> TASK DESCRIPTION: Check each line of the material below for "Rules", then copy the ones that contain it.

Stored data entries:
§ §
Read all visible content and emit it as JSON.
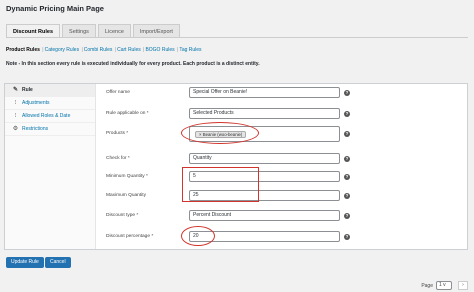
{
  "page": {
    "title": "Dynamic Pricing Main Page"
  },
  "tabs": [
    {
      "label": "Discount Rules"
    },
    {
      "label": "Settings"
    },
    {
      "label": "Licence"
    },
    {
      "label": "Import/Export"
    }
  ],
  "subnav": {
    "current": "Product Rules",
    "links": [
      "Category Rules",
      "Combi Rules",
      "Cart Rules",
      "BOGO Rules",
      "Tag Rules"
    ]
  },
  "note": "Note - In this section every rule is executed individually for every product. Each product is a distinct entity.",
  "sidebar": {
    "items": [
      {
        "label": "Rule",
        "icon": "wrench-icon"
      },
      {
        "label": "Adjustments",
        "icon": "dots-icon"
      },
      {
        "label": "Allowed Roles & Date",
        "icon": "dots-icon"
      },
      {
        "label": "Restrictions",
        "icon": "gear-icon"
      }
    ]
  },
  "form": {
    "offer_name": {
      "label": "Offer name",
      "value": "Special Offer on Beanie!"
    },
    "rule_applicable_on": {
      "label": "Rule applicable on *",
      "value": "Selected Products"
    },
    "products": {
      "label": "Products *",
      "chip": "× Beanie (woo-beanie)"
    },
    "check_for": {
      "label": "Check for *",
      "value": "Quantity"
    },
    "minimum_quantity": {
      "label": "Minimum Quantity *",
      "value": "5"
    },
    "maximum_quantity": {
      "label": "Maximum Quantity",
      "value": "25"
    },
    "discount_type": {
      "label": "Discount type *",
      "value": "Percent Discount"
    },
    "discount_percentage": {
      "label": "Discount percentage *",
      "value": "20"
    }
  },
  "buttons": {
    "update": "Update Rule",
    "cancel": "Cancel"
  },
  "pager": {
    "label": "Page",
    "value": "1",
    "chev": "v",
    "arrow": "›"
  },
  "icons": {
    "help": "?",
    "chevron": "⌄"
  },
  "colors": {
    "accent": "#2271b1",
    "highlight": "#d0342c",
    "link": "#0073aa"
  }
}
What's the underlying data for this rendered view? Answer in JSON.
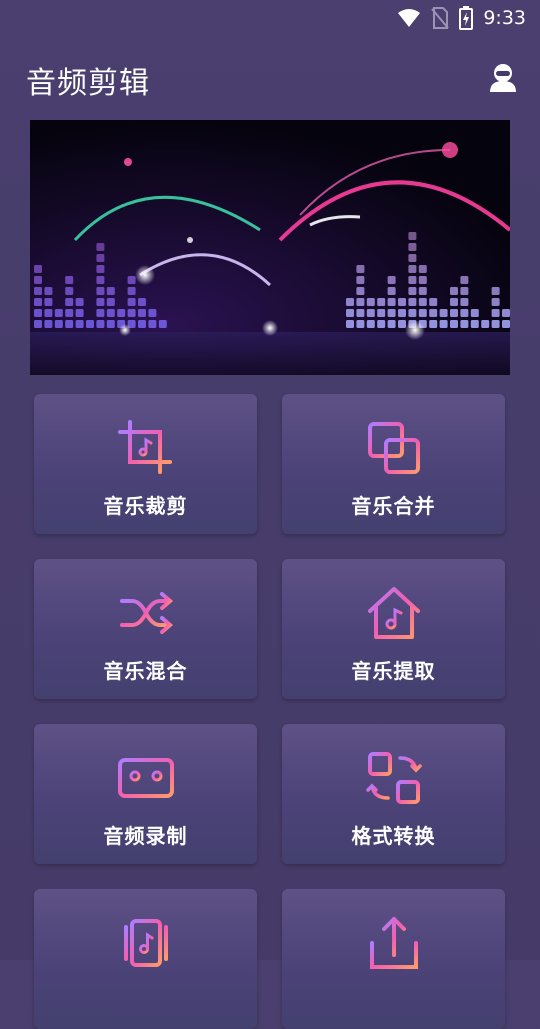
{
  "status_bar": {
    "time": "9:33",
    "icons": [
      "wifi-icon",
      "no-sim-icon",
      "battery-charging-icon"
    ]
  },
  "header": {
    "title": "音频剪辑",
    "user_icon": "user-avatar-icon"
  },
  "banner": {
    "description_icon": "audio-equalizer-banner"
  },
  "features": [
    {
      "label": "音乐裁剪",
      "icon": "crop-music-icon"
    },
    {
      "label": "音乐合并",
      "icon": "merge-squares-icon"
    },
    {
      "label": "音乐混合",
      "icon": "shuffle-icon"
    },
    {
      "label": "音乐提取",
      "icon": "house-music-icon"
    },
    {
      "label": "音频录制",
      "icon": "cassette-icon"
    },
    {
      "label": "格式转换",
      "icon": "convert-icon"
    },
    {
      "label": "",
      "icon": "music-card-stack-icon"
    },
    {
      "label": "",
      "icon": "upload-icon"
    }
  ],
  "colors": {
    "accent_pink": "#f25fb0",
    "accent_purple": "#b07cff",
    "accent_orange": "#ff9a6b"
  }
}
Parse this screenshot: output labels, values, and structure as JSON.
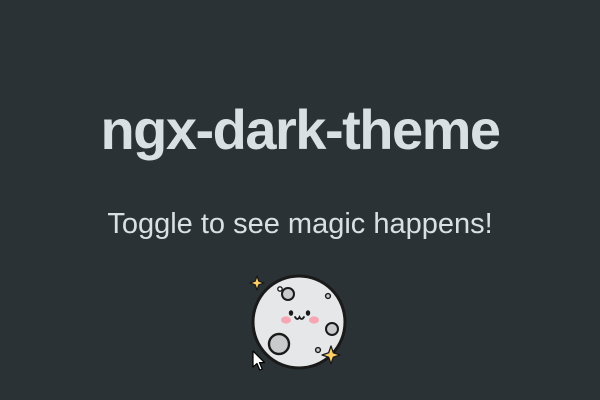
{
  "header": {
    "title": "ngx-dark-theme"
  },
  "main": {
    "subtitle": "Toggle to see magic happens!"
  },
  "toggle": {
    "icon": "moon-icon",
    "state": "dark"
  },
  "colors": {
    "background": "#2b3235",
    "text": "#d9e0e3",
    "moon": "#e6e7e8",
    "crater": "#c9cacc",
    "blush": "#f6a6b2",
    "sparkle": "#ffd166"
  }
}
§ §
> THE OUTPUT:
      "label": "Discount Rules"
    "current": "Product Rules",
      "Category Rules",
      "Combi Rules",
      "Cart Rules",
      "BOGO Rules",
      "Tag Rules"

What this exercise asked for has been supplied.